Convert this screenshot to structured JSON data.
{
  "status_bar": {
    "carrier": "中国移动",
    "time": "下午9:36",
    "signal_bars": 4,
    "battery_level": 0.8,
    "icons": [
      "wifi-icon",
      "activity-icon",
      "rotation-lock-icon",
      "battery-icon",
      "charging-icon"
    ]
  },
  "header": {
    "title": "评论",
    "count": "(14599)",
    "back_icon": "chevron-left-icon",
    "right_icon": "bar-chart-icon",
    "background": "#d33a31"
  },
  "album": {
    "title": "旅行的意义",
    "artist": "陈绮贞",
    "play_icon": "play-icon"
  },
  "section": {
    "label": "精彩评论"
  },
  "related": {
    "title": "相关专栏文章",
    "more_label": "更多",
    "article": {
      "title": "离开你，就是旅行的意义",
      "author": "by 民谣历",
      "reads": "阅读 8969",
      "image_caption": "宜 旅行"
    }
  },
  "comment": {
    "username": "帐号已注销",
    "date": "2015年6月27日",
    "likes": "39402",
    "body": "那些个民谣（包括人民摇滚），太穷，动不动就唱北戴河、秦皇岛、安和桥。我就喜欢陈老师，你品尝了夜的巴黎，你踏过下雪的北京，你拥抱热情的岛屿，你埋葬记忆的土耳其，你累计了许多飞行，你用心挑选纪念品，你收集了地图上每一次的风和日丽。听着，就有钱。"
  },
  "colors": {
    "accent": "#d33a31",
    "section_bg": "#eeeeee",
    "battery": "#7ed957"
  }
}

→ Objective
Of the lines in this listing, how many contain "title"? Reply with the number and nothing more.

→ Answer below
4